-- What the exercise asks --
The entries below should be quoted exactly, with no pictures carried over.

-- Data to use --
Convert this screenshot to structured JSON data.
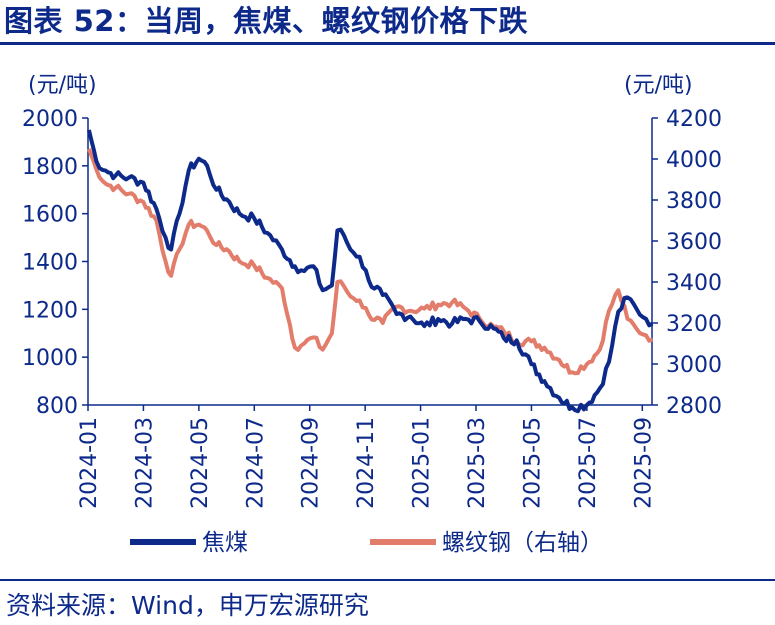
{
  "header": {
    "title": "图表 52：当周，焦煤、螺纹钢价格下跌"
  },
  "footer": {
    "source": "资料来源：Wind，申万宏源研究"
  },
  "colors": {
    "coking_coal": "#0d2a8a",
    "rebar": "#e37d6b",
    "axis": "#0d2a8a"
  },
  "chart_data": {
    "type": "line",
    "left_unit": "(元/吨)",
    "right_unit": "(元/吨)",
    "left_axis": {
      "ylim": [
        800,
        2000
      ],
      "ticks": [
        "800",
        "1000",
        "1200",
        "1400",
        "1600",
        "1800",
        "2000"
      ]
    },
    "right_axis": {
      "ylim": [
        2800,
        4200
      ],
      "ticks": [
        "2800",
        "3000",
        "3200",
        "3400",
        "3600",
        "3800",
        "4000",
        "4200"
      ]
    },
    "x_axis": {
      "xlim": [
        "2024-01",
        "2025-09"
      ],
      "ticks": [
        "2024-01",
        "2024-03",
        "2024-05",
        "2024-07",
        "2024-09",
        "2024-11",
        "2025-01",
        "2025-03",
        "2025-05",
        "2025-07",
        "2025-09"
      ]
    },
    "grid": false,
    "legend_position": "bottom",
    "series": [
      {
        "name": "焦煤",
        "axis": "left",
        "x": [
          "2024-01-02",
          "2024-01-10",
          "2024-01-20",
          "2024-02-01",
          "2024-02-15",
          "2024-03-01",
          "2024-03-15",
          "2024-03-25",
          "2024-04-01",
          "2024-04-10",
          "2024-04-20",
          "2024-05-01",
          "2024-05-10",
          "2024-05-20",
          "2024-06-01",
          "2024-06-15",
          "2024-07-01",
          "2024-07-15",
          "2024-08-01",
          "2024-08-15",
          "2024-08-25",
          "2024-09-05",
          "2024-09-15",
          "2024-09-25",
          "2024-10-01",
          "2024-10-08",
          "2024-10-15",
          "2024-10-25",
          "2024-11-05",
          "2024-11-20",
          "2024-12-05",
          "2024-12-20",
          "2025-01-05",
          "2025-01-20",
          "2025-02-05",
          "2025-02-20",
          "2025-03-05",
          "2025-03-20",
          "2025-04-01",
          "2025-04-15",
          "2025-05-01",
          "2025-05-15",
          "2025-06-01",
          "2025-06-15",
          "2025-07-01",
          "2025-07-15",
          "2025-07-25",
          "2025-08-05",
          "2025-08-15",
          "2025-08-25",
          "2025-09-05",
          "2025-09-12"
        ],
        "values": [
          1950,
          1820,
          1780,
          1760,
          1750,
          1730,
          1620,
          1500,
          1450,
          1600,
          1780,
          1830,
          1800,
          1700,
          1660,
          1600,
          1580,
          1520,
          1450,
          1380,
          1360,
          1380,
          1280,
          1300,
          1530,
          1510,
          1450,
          1420,
          1320,
          1260,
          1180,
          1170,
          1130,
          1160,
          1140,
          1160,
          1150,
          1120,
          1080,
          1070,
          970,
          900,
          830,
          790,
          800,
          870,
          980,
          1190,
          1250,
          1200,
          1160,
          1140
        ]
      },
      {
        "name": "螺纹钢（右轴）",
        "axis": "right",
        "x": [
          "2024-01-02",
          "2024-01-10",
          "2024-01-20",
          "2024-02-01",
          "2024-02-15",
          "2024-03-01",
          "2024-03-15",
          "2024-03-25",
          "2024-04-01",
          "2024-04-10",
          "2024-04-20",
          "2024-05-01",
          "2024-05-10",
          "2024-05-20",
          "2024-06-01",
          "2024-06-15",
          "2024-07-01",
          "2024-07-15",
          "2024-08-01",
          "2024-08-15",
          "2024-08-25",
          "2024-09-05",
          "2024-09-15",
          "2024-09-25",
          "2024-10-01",
          "2024-10-08",
          "2024-10-15",
          "2024-10-25",
          "2024-11-05",
          "2024-11-20",
          "2024-12-05",
          "2024-12-20",
          "2025-01-05",
          "2025-01-20",
          "2025-02-05",
          "2025-02-20",
          "2025-03-05",
          "2025-03-20",
          "2025-04-01",
          "2025-04-15",
          "2025-05-01",
          "2025-05-15",
          "2025-06-01",
          "2025-06-15",
          "2025-07-01",
          "2025-07-15",
          "2025-07-25",
          "2025-08-05",
          "2025-08-15",
          "2025-08-25",
          "2025-09-05",
          "2025-09-12"
        ],
        "values": [
          4050,
          3950,
          3880,
          3860,
          3830,
          3790,
          3700,
          3500,
          3430,
          3560,
          3680,
          3680,
          3650,
          3580,
          3560,
          3500,
          3480,
          3420,
          3370,
          3080,
          3100,
          3130,
          3070,
          3150,
          3400,
          3380,
          3330,
          3310,
          3240,
          3200,
          3280,
          3260,
          3270,
          3290,
          3300,
          3270,
          3220,
          3180,
          3160,
          3110,
          3110,
          3080,
          3020,
          2960,
          3000,
          3070,
          3260,
          3360,
          3220,
          3170,
          3140,
          3120
        ]
      }
    ]
  }
}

-- Correct result --
Convert this screenshot to structured JSON data.
{
  "header": {
    "title": "图表 52：当周，焦煤、螺纹钢价格下跌"
  },
  "footer": {
    "source": "资料来源：Wind，申万宏源研究"
  },
  "colors": {
    "coking_coal": "#0d2a8a",
    "rebar": "#e37d6b",
    "axis": "#0d2a8a"
  },
  "chart_data": {
    "type": "line",
    "left_unit": "(元/吨)",
    "right_unit": "(元/吨)",
    "left_axis": {
      "ylim": [
        800,
        2000
      ],
      "ticks": [
        "800",
        "1000",
        "1200",
        "1400",
        "1600",
        "1800",
        "2000"
      ]
    },
    "right_axis": {
      "ylim": [
        2800,
        4200
      ],
      "ticks": [
        "2800",
        "3000",
        "3200",
        "3400",
        "3600",
        "3800",
        "4000",
        "4200"
      ]
    },
    "x_axis": {
      "xlim": [
        "2024-01",
        "2025-09"
      ],
      "ticks": [
        "2024-01",
        "2024-03",
        "2024-05",
        "2024-07",
        "2024-09",
        "2024-11",
        "2025-01",
        "2025-03",
        "2025-05",
        "2025-07",
        "2025-09"
      ]
    },
    "grid": false,
    "legend_position": "bottom",
    "series": [
      {
        "name": "焦煤",
        "axis": "left",
        "x": [
          "2024-01-02",
          "2024-01-10",
          "2024-01-20",
          "2024-02-01",
          "2024-02-15",
          "2024-03-01",
          "2024-03-15",
          "2024-03-25",
          "2024-04-01",
          "2024-04-10",
          "2024-04-20",
          "2024-05-01",
          "2024-05-10",
          "2024-05-20",
          "2024-06-01",
          "2024-06-15",
          "2024-07-01",
          "2024-07-15",
          "2024-08-01",
          "2024-08-15",
          "2024-08-25",
          "2024-09-05",
          "2024-09-15",
          "2024-09-25",
          "2024-10-01",
          "2024-10-08",
          "2024-10-15",
          "2024-10-25",
          "2024-11-05",
          "2024-11-20",
          "2024-12-05",
          "2024-12-20",
          "2025-01-05",
          "2025-01-20",
          "2025-02-05",
          "2025-02-20",
          "2025-03-05",
          "2025-03-20",
          "2025-04-01",
          "2025-04-15",
          "2025-05-01",
          "2025-05-15",
          "2025-06-01",
          "2025-06-15",
          "2025-07-01",
          "2025-07-15",
          "2025-07-25",
          "2025-08-05",
          "2025-08-15",
          "2025-08-25",
          "2025-09-05",
          "2025-09-12"
        ],
        "values": [
          1950,
          1820,
          1780,
          1760,
          1750,
          1730,
          1620,
          1500,
          1450,
          1600,
          1780,
          1830,
          1800,
          1700,
          1660,
          1600,
          1580,
          1520,
          1450,
          1380,
          1360,
          1380,
          1280,
          1300,
          1530,
          1510,
          1450,
          1420,
          1320,
          1260,
          1180,
          1170,
          1130,
          1160,
          1140,
          1160,
          1150,
          1120,
          1080,
          1070,
          970,
          900,
          830,
          790,
          800,
          870,
          980,
          1190,
          1250,
          1200,
          1160,
          1140
        ]
      },
      {
        "name": "螺纹钢（右轴）",
        "axis": "right",
        "x": [
          "2024-01-02",
          "2024-01-10",
          "2024-01-20",
          "2024-02-01",
          "2024-02-15",
          "2024-03-01",
          "2024-03-15",
          "2024-03-25",
          "2024-04-01",
          "2024-04-10",
          "2024-04-20",
          "2024-05-01",
          "2024-05-10",
          "2024-05-20",
          "2024-06-01",
          "2024-06-15",
          "2024-07-01",
          "2024-07-15",
          "2024-08-01",
          "2024-08-15",
          "2024-08-25",
          "2024-09-05",
          "2024-09-15",
          "2024-09-25",
          "2024-10-01",
          "2024-10-08",
          "2024-10-15",
          "2024-10-25",
          "2024-11-05",
          "2024-11-20",
          "2024-12-05",
          "2024-12-20",
          "2025-01-05",
          "2025-01-20",
          "2025-02-05",
          "2025-02-20",
          "2025-03-05",
          "2025-03-20",
          "2025-04-01",
          "2025-04-15",
          "2025-05-01",
          "2025-05-15",
          "2025-06-01",
          "2025-06-15",
          "2025-07-01",
          "2025-07-15",
          "2025-07-25",
          "2025-08-05",
          "2025-08-15",
          "2025-08-25",
          "2025-09-05",
          "2025-09-12"
        ],
        "values": [
          4050,
          3950,
          3880,
          3860,
          3830,
          3790,
          3700,
          3500,
          3430,
          3560,
          3680,
          3680,
          3650,
          3580,
          3560,
          3500,
          3480,
          3420,
          3370,
          3080,
          3100,
          3130,
          3070,
          3150,
          3400,
          3380,
          3330,
          3310,
          3240,
          3200,
          3280,
          3260,
          3270,
          3290,
          3300,
          3270,
          3220,
          3180,
          3160,
          3110,
          3110,
          3080,
          3020,
          2960,
          3000,
          3070,
          3260,
          3360,
          3220,
          3170,
          3140,
          3120
        ]
      }
    ]
  }
}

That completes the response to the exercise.